Records provided |

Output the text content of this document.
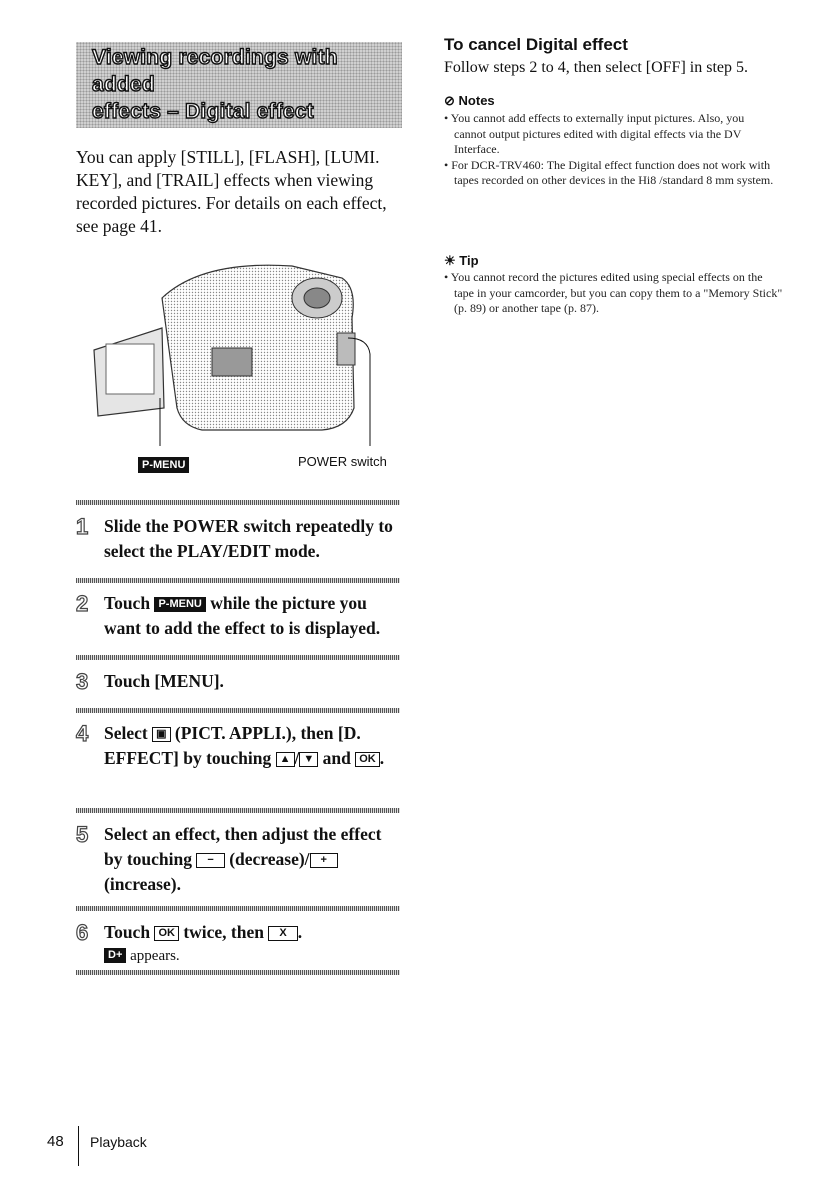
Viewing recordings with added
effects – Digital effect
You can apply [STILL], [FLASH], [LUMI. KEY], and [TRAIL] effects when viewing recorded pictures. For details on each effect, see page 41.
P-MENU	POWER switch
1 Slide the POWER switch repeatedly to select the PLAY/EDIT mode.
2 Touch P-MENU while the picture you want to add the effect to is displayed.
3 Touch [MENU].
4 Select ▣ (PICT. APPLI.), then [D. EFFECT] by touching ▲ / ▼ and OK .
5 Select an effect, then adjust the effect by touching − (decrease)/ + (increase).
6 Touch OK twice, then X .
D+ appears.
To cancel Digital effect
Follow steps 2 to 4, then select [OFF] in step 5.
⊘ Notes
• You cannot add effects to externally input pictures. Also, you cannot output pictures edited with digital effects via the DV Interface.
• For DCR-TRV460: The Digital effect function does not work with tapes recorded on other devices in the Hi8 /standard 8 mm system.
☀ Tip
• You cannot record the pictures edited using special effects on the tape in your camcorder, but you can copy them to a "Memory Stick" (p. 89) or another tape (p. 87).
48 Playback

---

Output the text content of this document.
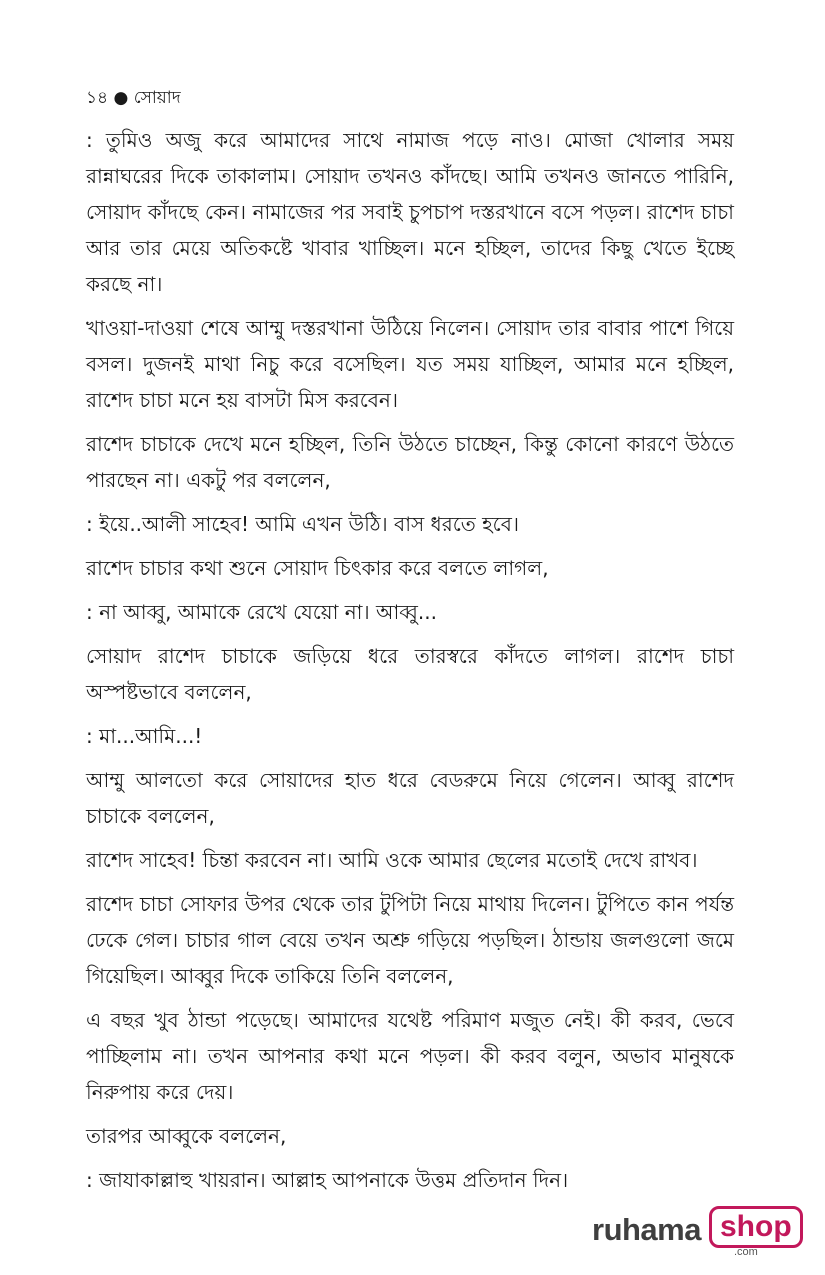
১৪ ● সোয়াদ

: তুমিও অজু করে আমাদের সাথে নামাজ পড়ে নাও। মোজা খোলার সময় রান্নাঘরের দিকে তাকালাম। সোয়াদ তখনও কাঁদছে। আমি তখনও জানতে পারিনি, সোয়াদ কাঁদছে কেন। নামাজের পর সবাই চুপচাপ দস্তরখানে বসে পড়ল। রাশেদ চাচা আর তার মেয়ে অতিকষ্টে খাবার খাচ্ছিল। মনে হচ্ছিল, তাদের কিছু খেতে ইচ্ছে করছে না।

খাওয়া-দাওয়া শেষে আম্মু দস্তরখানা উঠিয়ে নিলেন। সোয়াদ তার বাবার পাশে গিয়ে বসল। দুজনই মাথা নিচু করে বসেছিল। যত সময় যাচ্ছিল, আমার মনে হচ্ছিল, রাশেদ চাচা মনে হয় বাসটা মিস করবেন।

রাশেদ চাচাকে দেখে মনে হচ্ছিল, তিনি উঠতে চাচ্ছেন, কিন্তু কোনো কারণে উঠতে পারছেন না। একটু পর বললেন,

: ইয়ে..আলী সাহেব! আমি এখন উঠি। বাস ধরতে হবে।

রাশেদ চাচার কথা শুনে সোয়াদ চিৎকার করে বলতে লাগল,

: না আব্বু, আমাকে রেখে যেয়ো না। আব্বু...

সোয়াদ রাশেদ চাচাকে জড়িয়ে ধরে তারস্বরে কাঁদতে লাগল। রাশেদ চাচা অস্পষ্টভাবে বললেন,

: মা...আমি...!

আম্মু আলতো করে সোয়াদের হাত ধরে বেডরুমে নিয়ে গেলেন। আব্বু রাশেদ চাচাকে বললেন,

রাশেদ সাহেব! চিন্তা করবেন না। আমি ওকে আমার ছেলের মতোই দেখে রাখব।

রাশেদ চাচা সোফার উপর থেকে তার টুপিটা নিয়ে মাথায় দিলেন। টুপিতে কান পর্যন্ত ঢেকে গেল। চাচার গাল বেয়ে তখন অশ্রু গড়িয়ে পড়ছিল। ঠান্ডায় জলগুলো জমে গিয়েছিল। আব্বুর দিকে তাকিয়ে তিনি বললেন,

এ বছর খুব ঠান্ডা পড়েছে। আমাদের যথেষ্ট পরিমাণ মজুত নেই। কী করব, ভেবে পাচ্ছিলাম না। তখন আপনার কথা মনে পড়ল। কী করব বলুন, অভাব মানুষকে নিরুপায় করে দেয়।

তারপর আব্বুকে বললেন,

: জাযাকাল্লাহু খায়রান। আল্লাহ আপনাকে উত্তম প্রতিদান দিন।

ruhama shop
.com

Task prompt | Copy each line of the listing that holds the word "touching".

Worked solution |
4 Select ▣ (PICT. APPLI.), then [D. EFFECT] by touching ▲ / ▼ and OK .
5 Select an effect, then adjust the effect by touching − (decrease)/ + (increase).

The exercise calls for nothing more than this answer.